● EXERCISE INSTRUCTIONS: Filter the records for lines holding the string "values".

● EXERCISE MATERIALS:

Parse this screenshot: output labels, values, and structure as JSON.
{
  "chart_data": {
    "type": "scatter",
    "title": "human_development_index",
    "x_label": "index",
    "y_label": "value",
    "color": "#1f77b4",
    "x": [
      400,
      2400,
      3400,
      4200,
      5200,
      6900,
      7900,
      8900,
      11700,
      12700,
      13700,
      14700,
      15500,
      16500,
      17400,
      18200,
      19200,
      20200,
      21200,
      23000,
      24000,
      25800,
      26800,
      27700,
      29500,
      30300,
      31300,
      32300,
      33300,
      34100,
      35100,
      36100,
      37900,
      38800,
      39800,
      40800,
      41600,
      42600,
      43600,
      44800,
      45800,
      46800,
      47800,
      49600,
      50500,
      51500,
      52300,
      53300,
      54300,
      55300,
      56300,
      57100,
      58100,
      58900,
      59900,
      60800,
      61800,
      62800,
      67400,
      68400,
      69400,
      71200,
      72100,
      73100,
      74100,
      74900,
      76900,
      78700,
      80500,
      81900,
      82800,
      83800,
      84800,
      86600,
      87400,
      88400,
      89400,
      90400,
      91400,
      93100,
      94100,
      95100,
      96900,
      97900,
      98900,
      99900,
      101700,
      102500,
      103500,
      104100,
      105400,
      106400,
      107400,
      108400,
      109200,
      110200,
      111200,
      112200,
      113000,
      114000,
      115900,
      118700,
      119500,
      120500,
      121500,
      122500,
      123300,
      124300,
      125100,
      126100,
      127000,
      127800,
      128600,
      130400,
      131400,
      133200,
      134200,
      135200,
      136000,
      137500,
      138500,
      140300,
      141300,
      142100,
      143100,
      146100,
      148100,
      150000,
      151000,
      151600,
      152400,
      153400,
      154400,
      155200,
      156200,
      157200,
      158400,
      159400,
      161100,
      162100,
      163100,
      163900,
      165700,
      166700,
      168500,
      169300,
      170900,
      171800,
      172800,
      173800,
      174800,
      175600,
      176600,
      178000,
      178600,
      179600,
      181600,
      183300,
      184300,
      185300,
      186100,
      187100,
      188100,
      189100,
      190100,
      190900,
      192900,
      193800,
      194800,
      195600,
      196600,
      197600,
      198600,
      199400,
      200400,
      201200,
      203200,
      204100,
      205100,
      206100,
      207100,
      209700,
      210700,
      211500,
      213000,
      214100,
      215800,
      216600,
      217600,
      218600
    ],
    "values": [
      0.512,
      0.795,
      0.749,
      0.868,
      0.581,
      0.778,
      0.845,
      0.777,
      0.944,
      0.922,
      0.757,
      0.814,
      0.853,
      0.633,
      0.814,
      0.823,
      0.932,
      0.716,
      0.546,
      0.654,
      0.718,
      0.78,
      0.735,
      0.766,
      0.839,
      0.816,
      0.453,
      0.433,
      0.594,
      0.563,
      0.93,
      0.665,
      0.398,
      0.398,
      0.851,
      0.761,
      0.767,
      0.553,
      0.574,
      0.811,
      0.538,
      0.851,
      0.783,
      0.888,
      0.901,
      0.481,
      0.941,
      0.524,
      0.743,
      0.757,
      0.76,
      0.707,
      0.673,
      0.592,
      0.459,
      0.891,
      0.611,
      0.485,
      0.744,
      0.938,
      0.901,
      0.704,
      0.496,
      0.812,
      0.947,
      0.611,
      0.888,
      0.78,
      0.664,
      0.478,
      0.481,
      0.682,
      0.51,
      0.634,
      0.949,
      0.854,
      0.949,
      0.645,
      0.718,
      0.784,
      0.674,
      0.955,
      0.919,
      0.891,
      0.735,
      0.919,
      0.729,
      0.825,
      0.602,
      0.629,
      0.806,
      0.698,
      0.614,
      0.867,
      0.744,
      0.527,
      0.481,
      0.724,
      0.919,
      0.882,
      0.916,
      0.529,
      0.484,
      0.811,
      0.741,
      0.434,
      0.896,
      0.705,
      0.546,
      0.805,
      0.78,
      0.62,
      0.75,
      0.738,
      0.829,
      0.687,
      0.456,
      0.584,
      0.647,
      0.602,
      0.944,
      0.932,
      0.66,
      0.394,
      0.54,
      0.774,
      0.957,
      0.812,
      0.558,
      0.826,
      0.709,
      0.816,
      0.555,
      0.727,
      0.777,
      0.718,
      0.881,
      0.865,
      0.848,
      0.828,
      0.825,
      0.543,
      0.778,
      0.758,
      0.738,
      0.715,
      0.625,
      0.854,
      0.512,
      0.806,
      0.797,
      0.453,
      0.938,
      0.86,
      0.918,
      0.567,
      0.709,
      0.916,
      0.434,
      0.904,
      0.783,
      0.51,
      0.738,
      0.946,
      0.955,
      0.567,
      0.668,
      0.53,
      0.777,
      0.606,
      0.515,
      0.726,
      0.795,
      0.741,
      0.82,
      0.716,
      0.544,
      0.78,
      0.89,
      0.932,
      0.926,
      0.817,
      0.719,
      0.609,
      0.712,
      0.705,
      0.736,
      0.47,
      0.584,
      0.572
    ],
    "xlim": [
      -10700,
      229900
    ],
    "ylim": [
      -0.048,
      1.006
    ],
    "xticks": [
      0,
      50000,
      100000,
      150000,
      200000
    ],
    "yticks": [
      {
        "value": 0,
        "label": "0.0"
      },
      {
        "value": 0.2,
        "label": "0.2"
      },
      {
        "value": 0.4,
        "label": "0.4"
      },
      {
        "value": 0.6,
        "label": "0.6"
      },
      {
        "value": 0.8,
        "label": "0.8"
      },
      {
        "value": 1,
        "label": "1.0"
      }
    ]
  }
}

● OUTPUT OF THE TASK:
Parse this screenshot: output labels, values, and structure as JSON.
    "values": [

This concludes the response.